__The task__: Pull out every line of the listing below where "text" appears.

----

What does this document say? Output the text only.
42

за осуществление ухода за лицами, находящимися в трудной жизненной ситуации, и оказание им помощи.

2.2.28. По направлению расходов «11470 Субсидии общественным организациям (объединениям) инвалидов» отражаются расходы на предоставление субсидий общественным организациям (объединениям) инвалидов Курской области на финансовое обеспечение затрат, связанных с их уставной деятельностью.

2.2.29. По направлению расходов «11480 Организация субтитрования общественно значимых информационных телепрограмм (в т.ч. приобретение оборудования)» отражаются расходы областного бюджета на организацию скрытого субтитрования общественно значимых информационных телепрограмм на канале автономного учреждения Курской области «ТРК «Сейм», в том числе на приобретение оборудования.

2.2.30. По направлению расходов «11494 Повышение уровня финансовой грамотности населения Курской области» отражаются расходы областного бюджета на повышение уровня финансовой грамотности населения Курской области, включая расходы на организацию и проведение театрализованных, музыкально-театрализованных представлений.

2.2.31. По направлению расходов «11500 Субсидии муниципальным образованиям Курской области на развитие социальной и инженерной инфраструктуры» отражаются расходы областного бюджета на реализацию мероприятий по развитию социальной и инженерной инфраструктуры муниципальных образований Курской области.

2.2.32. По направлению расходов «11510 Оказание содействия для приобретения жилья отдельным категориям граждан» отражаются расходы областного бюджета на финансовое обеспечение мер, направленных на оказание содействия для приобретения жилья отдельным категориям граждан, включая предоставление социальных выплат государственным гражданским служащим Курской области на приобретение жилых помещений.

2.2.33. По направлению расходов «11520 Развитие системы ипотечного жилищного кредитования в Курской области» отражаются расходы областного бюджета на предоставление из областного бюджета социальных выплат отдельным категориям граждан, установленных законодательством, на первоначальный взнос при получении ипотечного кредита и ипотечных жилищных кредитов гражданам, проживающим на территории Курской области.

----

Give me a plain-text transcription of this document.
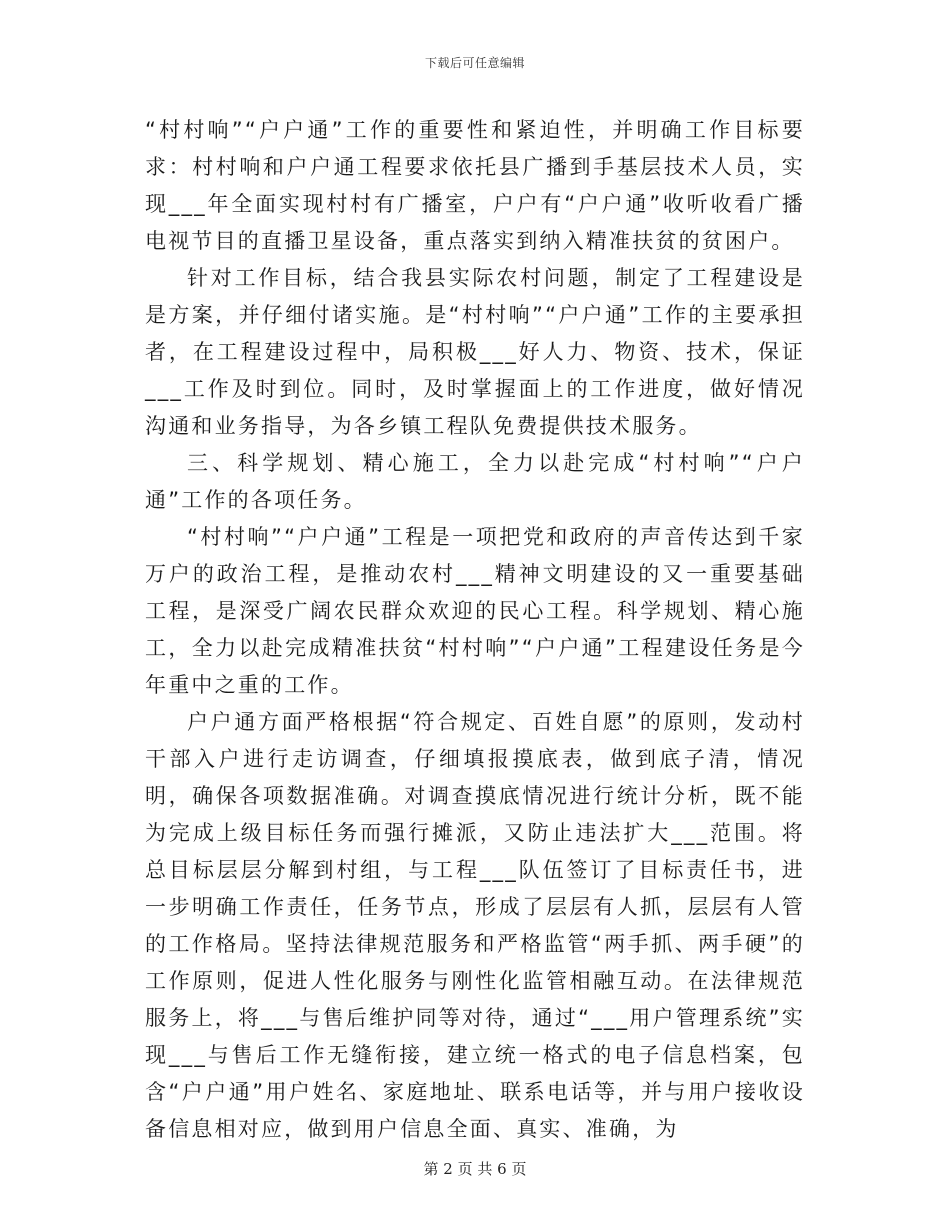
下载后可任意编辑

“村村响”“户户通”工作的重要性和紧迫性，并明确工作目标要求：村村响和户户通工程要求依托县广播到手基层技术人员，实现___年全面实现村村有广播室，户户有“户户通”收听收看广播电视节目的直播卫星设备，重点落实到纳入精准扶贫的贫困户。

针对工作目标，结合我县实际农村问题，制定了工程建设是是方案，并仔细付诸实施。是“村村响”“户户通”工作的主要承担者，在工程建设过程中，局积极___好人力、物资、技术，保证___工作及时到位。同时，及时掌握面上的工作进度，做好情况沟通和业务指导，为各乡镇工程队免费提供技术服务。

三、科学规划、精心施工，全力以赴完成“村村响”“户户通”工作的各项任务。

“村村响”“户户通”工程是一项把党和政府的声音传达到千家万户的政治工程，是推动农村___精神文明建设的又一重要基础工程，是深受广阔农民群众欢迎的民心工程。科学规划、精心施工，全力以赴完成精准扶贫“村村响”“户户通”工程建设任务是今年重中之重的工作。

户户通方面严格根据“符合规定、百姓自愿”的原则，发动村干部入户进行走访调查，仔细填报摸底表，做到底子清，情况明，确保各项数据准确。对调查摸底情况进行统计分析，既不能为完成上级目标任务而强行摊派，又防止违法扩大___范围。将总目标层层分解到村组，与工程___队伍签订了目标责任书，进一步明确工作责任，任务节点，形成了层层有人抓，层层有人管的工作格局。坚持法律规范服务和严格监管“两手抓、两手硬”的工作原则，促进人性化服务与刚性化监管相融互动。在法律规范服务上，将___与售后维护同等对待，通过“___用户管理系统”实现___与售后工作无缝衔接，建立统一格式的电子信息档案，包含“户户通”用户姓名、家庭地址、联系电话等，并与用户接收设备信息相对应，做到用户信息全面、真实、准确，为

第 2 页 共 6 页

----

__Response__:
What does this document say? Output the text only.
Give me a plain-text transcription of this document.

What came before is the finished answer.